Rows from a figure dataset
******

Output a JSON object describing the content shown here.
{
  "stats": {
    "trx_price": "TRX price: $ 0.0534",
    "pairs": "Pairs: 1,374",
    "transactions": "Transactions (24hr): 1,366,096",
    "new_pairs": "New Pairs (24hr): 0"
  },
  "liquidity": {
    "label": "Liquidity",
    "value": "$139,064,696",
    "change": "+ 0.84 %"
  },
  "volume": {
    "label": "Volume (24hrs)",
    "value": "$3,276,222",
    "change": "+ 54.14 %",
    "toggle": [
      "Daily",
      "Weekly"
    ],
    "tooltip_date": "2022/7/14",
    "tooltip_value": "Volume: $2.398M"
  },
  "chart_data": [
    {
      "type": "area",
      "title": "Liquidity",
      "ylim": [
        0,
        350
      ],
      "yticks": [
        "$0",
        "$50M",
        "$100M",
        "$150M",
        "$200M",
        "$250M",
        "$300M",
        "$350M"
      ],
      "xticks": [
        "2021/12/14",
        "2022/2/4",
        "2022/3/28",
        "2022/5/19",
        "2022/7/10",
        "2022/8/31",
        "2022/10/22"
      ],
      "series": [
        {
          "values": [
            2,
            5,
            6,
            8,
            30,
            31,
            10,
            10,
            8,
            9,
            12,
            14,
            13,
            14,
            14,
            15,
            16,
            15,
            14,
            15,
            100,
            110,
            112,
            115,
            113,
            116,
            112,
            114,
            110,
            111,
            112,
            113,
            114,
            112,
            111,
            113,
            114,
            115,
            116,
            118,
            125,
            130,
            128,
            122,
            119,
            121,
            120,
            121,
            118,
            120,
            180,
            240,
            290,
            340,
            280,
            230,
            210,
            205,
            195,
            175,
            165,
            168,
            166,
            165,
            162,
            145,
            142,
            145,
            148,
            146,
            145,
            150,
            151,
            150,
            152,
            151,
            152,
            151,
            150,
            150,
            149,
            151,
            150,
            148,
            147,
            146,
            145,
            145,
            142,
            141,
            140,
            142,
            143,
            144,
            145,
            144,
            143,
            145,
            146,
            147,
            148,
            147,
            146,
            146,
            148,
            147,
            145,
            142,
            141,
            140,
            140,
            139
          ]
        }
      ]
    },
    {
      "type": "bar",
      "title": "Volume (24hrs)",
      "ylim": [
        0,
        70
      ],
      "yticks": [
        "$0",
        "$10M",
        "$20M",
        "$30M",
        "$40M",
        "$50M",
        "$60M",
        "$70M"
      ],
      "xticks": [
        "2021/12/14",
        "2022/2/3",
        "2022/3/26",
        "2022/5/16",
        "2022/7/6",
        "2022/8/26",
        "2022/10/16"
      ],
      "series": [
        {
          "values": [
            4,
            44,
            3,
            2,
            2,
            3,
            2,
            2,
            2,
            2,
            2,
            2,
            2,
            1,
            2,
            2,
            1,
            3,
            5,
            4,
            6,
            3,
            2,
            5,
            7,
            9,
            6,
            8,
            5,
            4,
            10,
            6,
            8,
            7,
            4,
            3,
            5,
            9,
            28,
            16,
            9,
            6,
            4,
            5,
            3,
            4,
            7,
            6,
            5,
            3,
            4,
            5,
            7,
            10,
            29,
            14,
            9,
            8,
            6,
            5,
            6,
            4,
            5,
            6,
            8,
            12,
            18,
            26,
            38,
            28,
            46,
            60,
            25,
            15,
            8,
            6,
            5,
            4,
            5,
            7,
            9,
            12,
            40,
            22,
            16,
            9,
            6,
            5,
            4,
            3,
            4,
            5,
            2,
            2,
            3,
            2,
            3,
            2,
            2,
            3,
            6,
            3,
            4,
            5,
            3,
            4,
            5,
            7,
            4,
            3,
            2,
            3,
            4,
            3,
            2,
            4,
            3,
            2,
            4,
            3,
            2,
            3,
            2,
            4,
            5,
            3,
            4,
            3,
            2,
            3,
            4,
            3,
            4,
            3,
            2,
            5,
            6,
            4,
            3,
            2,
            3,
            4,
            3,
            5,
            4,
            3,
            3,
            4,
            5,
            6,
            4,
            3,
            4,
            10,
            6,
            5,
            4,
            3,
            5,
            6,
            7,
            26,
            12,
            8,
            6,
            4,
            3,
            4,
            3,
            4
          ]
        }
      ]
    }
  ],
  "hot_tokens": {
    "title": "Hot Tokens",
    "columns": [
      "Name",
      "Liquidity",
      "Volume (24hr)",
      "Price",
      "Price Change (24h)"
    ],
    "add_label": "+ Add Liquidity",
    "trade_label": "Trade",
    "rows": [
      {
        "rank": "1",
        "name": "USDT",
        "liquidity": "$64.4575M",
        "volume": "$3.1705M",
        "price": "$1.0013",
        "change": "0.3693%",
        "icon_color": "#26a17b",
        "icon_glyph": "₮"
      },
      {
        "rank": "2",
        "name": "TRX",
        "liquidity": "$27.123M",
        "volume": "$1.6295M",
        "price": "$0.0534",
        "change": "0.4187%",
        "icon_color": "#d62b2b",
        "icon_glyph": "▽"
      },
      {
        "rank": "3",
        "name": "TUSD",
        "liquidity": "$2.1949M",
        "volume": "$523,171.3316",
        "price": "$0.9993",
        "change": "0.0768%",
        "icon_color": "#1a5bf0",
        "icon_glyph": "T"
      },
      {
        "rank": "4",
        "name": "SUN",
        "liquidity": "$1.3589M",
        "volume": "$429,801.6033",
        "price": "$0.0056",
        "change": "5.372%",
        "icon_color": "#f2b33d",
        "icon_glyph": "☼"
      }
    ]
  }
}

******

What is being asked
Transcribe all the entries, keeping each one exactly as it is.

Written response
Output a JSON object describing the content shown here.
{
  "stats": {
    "trx_price": "TRX price: $ 0.0534",
    "pairs": "Pairs: 1,374",
    "transactions": "Transactions (24hr): 1,366,096",
    "new_pairs": "New Pairs (24hr): 0"
  },
  "liquidity": {
    "label": "Liquidity",
    "value": "$139,064,696",
    "change": "+ 0.84 %"
  },
  "volume": {
    "label": "Volume (24hrs)",
    "value": "$3,276,222",
    "change": "+ 54.14 %",
    "toggle": [
      "Daily",
      "Weekly"
    ],
    "tooltip_date": "2022/7/14",
    "tooltip_value": "Volume: $2.398M"
  },
  "chart_data": [
    {
      "type": "area",
      "title": "Liquidity",
      "ylim": [
        0,
        350
      ],
      "yticks": [
        "$0",
        "$50M",
        "$100M",
        "$150M",
        "$200M",
        "$250M",
        "$300M",
        "$350M"
      ],
      "xticks": [
        "2021/12/14",
        "2022/2/4",
        "2022/3/28",
        "2022/5/19",
        "2022/7/10",
        "2022/8/31",
        "2022/10/22"
      ],
      "series": [
        {
          "values": [
            2,
            5,
            6,
            8,
            30,
            31,
            10,
            10,
            8,
            9,
            12,
            14,
            13,
            14,
            14,
            15,
            16,
            15,
            14,
            15,
            100,
            110,
            112,
            115,
            113,
            116,
            112,
            114,
            110,
            111,
            112,
            113,
            114,
            112,
            111,
            113,
            114,
            115,
            116,
            118,
            125,
            130,
            128,
            122,
            119,
            121,
            120,
            121,
            118,
            120,
            180,
            240,
            290,
            340,
            280,
            230,
            210,
            205,
            195,
            175,
            165,
            168,
            166,
            165,
            162,
            145,
            142,
            145,
            148,
            146,
            145,
            150,
            151,
            150,
            152,
            151,
            152,
            151,
            150,
            150,
            149,
            151,
            150,
            148,
            147,
            146,
            145,
            145,
            142,
            141,
            140,
            142,
            143,
            144,
            145,
            144,
            143,
            145,
            146,
            147,
            148,
            147,
            146,
            146,
            148,
            147,
            145,
            142,
            141,
            140,
            140,
            139
          ]
        }
      ]
    },
    {
      "type": "bar",
      "title": "Volume (24hrs)",
      "ylim": [
        0,
        70
      ],
      "yticks": [
        "$0",
        "$10M",
        "$20M",
        "$30M",
        "$40M",
        "$50M",
        "$60M",
        "$70M"
      ],
      "xticks": [
        "2021/12/14",
        "2022/2/3",
        "2022/3/26",
        "2022/5/16",
        "2022/7/6",
        "2022/8/26",
        "2022/10/16"
      ],
      "series": [
        {
          "values": [
            4,
            44,
            3,
            2,
            2,
            3,
            2,
            2,
            2,
            2,
            2,
            2,
            2,
            1,
            2,
            2,
            1,
            3,
            5,
            4,
            6,
            3,
            2,
            5,
            7,
            9,
            6,
            8,
            5,
            4,
            10,
            6,
            8,
            7,
            4,
            3,
            5,
            9,
            28,
            16,
            9,
            6,
            4,
            5,
            3,
            4,
            7,
            6,
            5,
            3,
            4,
            5,
            7,
            10,
            29,
            14,
            9,
            8,
            6,
            5,
            6,
            4,
            5,
            6,
            8,
            12,
            18,
            26,
            38,
            28,
            46,
            60,
            25,
            15,
            8,
            6,
            5,
            4,
            5,
            7,
            9,
            12,
            40,
            22,
            16,
            9,
            6,
            5,
            4,
            3,
            4,
            5,
            2,
            2,
            3,
            2,
            3,
            2,
            2,
            3,
            6,
            3,
            4,
            5,
            3,
            4,
            5,
            7,
            4,
            3,
            2,
            3,
            4,
            3,
            2,
            4,
            3,
            2,
            4,
            3,
            2,
            3,
            2,
            4,
            5,
            3,
            4,
            3,
            2,
            3,
            4,
            3,
            4,
            3,
            2,
            5,
            6,
            4,
            3,
            2,
            3,
            4,
            3,
            5,
            4,
            3,
            3,
            4,
            5,
            6,
            4,
            3,
            4,
            10,
            6,
            5,
            4,
            3,
            5,
            6,
            7,
            26,
            12,
            8,
            6,
            4,
            3,
            4,
            3,
            4
          ]
        }
      ]
    }
  ],
  "hot_tokens": {
    "title": "Hot Tokens",
    "columns": [
      "Name",
      "Liquidity",
      "Volume (24hr)",
      "Price",
      "Price Change (24h)"
    ],
    "add_label": "+ Add Liquidity",
    "trade_label": "Trade",
    "rows": [
      {
        "rank": "1",
        "name": "USDT",
        "liquidity": "$64.4575M",
        "volume": "$3.1705M",
        "price": "$1.0013",
        "change": "0.3693%",
        "icon_color": "#26a17b",
        "icon_glyph": "₮"
      },
      {
        "rank": "2",
        "name": "TRX",
        "liquidity": "$27.123M",
        "volume": "$1.6295M",
        "price": "$0.0534",
        "change": "0.4187%",
        "icon_color": "#d62b2b",
        "icon_glyph": "▽"
      },
      {
        "rank": "3",
        "name": "TUSD",
        "liquidity": "$2.1949M",
        "volume": "$523,171.3316",
        "price": "$0.9993",
        "change": "0.0768%",
        "icon_color": "#1a5bf0",
        "icon_glyph": "T"
      },
      {
        "rank": "4",
        "name": "SUN",
        "liquidity": "$1.3589M",
        "volume": "$429,801.6033",
        "price": "$0.0056",
        "change": "5.372%",
        "icon_color": "#f2b33d",
        "icon_glyph": "☼"
      }
    ]
  }
}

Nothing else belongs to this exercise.